#### Set task:
The complete listing should be restated exactly.

#### Input records:

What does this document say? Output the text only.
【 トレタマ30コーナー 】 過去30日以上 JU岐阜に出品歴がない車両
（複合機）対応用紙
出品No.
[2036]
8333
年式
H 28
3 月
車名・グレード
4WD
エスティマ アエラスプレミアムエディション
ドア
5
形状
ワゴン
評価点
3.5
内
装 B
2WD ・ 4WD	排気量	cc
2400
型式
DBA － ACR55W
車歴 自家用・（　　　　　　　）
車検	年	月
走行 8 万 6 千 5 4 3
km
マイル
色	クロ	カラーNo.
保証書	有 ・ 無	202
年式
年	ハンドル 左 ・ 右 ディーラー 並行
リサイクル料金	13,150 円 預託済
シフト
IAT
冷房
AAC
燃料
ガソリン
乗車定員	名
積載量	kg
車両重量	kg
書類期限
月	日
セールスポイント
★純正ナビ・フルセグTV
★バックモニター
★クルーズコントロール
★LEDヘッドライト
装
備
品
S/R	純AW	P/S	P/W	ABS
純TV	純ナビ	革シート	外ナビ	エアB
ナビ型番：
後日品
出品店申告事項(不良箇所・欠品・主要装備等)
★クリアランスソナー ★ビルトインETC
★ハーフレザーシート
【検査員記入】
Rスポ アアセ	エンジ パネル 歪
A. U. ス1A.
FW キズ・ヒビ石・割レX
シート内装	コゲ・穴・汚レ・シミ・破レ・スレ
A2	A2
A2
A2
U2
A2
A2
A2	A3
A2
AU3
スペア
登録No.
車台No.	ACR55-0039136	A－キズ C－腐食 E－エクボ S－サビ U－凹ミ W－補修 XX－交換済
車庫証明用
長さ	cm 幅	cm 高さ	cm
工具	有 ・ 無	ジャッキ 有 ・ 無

#### Written solution:
What does this document say? Output the text only.
【 トレタマ30コーナー 】 過去30日以上 JU岐阜に出品歴がない車両
（複合機）対応用紙
出品No.
[2036]
8333
年式
H 28
3 月
車名・グレード
4WD
エスティマ アエラスプレミアムエディション
ドア
5
形状
ワゴン
評価点
3.5
内
装 B
2WD ・ 4WD	排気量	cc
2400
型式
DBA － ACR55W
車歴 自家用・（　　　　　　　）
車検	年	月
走行 8 万 6 千 5 4 3
km
マイル
色	クロ	カラーNo.
保証書	有 ・ 無	202
年式
年	ハンドル 左 ・ 右 ディーラー 並行
リサイクル料金	13,150 円 預託済
シフト
IAT
冷房
AAC
燃料
ガソリン
乗車定員	名
積載量	kg
車両重量	kg
書類期限
月	日
セールスポイント
★純正ナビ・フルセグTV
★バックモニター
★クルーズコントロール
★LEDヘッドライト
装
備
品
S/R	純AW	P/S	P/W	ABS
純TV	純ナビ	革シート	外ナビ	エアB
ナビ型番：
後日品
出品店申告事項(不良箇所・欠品・主要装備等)
★クリアランスソナー ★ビルトインETC
★ハーフレザーシート
【検査員記入】
Rスポ アアセ	エンジ パネル 歪
A. U. ス1A.
FW キズ・ヒビ石・割レX
シート内装	コゲ・穴・汚レ・シミ・破レ・スレ
A2	A2
A2
A2
U2
A2
A2
A2	A3
A2
AU3
スペア
登録No.
車台No.	ACR55-0039136	A－キズ C－腐食 E－エクボ S－サビ U－凹ミ W－補修 XX－交換済
車庫証明用
長さ	cm 幅	cm 高さ	cm
工具	有 ・ 無	ジャッキ 有 ・ 無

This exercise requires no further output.